[Dataset items]
────────

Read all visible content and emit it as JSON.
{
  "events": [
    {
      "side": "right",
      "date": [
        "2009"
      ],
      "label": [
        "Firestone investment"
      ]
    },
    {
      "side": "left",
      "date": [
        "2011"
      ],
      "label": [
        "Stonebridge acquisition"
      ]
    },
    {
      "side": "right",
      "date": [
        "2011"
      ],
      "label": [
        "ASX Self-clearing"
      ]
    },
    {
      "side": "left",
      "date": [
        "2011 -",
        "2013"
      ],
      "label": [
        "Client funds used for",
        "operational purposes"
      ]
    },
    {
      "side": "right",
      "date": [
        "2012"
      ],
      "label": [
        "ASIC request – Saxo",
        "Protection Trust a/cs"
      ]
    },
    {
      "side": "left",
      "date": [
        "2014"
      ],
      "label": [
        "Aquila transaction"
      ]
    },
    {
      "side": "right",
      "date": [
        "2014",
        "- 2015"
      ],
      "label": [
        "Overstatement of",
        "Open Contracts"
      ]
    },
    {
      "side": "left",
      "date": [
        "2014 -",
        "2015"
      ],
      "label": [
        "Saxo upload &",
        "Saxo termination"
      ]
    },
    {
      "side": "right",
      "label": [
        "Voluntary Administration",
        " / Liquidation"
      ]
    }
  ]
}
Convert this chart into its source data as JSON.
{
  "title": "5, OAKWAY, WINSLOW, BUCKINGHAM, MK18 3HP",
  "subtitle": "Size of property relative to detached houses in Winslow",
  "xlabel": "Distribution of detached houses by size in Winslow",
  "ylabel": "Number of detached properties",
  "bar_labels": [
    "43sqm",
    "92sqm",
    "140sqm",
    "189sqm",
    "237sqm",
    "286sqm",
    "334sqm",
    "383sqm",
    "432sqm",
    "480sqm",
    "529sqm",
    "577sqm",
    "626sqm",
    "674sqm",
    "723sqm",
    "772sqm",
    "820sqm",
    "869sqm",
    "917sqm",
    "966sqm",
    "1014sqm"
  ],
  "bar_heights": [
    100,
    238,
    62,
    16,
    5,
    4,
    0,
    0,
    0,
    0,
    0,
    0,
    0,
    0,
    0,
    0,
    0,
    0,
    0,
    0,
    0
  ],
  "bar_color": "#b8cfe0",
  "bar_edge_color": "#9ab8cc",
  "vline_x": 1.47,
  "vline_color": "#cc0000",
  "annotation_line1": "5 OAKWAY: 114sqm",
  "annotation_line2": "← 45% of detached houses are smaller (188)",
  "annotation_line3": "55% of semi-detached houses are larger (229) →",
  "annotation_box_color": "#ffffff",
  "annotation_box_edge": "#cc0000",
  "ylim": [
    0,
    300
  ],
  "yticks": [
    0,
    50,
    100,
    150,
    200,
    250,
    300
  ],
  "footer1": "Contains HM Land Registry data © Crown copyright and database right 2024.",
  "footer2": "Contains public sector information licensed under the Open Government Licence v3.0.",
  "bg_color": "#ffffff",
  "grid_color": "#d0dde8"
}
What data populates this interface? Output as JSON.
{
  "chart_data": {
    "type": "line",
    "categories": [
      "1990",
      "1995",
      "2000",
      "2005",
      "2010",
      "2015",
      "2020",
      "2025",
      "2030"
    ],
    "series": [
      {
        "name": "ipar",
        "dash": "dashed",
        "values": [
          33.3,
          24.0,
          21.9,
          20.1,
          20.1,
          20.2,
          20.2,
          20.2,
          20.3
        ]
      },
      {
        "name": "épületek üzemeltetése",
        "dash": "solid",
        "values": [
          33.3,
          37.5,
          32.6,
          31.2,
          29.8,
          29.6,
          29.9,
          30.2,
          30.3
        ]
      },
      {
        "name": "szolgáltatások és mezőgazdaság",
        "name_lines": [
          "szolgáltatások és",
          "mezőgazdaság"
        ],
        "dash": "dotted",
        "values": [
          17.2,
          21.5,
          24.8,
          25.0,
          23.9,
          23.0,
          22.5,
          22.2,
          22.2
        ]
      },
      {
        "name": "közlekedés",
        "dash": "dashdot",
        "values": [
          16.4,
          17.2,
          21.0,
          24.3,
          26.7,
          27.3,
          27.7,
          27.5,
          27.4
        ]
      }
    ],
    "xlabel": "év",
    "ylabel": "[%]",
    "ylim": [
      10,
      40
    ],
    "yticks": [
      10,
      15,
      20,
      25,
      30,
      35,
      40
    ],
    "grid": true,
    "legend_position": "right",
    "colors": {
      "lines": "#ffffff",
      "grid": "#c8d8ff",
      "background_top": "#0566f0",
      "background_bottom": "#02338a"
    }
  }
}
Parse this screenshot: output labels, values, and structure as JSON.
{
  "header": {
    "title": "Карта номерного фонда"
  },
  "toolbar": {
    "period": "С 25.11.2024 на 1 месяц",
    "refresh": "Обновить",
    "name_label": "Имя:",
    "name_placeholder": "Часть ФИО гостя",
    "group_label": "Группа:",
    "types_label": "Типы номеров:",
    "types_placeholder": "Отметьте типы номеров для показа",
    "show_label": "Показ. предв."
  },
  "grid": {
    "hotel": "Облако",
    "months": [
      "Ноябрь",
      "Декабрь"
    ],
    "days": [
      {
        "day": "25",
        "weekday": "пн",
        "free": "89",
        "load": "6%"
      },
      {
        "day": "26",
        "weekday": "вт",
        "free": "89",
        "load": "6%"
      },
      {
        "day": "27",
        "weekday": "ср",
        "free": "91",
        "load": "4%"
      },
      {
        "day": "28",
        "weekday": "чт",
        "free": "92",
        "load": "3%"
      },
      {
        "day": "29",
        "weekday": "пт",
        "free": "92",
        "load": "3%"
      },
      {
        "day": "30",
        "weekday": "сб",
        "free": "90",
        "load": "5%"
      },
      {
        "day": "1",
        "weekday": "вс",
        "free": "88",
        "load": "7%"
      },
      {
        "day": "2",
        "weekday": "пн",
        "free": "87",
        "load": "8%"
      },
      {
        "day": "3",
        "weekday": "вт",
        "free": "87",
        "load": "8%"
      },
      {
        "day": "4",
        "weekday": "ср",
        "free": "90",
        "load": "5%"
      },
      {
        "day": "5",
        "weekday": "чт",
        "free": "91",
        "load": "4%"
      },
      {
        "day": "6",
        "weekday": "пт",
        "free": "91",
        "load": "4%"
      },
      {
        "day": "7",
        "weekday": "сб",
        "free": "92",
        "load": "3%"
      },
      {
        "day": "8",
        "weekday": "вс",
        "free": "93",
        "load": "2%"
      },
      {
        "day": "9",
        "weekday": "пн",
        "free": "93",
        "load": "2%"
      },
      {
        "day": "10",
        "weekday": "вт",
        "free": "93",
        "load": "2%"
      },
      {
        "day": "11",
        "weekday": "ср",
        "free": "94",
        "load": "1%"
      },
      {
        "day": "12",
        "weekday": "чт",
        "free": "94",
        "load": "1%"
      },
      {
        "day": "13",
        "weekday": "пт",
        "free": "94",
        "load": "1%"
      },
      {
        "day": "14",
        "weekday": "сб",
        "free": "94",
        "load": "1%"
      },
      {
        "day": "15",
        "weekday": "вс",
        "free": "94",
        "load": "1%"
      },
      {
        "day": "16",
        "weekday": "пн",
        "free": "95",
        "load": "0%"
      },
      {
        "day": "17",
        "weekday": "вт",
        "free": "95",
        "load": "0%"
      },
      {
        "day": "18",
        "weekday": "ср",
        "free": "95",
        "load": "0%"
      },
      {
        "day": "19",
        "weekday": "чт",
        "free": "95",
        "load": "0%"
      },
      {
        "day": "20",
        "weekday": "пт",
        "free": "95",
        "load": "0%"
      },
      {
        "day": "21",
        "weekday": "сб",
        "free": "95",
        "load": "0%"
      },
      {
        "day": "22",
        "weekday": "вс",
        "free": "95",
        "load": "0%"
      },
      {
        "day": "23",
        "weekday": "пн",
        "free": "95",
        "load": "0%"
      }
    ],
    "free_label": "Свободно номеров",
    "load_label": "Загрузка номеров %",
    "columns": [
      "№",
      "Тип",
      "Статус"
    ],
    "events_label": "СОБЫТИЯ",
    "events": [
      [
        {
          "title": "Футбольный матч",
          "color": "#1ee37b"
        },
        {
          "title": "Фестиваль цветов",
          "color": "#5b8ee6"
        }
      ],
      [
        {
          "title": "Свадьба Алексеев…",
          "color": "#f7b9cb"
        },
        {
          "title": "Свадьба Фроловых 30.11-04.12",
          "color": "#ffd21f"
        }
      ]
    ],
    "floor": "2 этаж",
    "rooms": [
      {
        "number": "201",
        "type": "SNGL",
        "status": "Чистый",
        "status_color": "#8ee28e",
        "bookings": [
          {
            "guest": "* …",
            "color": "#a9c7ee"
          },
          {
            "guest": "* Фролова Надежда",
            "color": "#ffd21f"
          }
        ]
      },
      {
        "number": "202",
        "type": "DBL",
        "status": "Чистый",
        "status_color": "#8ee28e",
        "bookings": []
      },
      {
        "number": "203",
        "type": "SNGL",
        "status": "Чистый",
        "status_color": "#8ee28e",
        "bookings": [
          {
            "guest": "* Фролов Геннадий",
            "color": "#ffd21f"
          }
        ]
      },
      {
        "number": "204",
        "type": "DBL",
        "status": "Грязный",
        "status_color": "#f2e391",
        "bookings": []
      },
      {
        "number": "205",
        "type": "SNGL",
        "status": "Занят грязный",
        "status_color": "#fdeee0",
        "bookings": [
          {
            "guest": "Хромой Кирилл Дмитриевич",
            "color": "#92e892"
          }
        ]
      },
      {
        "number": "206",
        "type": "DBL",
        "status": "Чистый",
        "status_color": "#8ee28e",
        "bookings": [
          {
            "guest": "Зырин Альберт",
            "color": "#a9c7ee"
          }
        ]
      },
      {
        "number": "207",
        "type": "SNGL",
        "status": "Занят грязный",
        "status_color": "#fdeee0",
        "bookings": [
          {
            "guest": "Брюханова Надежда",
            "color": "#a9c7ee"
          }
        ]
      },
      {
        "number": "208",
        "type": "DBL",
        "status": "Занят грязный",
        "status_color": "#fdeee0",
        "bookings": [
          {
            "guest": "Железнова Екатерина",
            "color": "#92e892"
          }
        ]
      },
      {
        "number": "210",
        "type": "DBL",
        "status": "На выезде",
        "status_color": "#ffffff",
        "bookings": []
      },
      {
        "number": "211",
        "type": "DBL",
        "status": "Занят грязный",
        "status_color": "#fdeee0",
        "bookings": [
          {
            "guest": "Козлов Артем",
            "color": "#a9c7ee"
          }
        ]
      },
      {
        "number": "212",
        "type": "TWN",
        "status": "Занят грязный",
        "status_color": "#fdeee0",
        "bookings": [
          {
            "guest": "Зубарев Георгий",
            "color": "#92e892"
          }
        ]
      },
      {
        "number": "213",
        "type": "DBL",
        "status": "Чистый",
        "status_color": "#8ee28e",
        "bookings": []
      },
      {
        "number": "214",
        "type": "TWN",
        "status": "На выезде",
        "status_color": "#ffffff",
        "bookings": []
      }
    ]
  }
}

────────

PROBLEM TO SOLVE - Find how many lines in the material hold the word "detached" and state that number alone.

WRITTEN SOLUTION - 5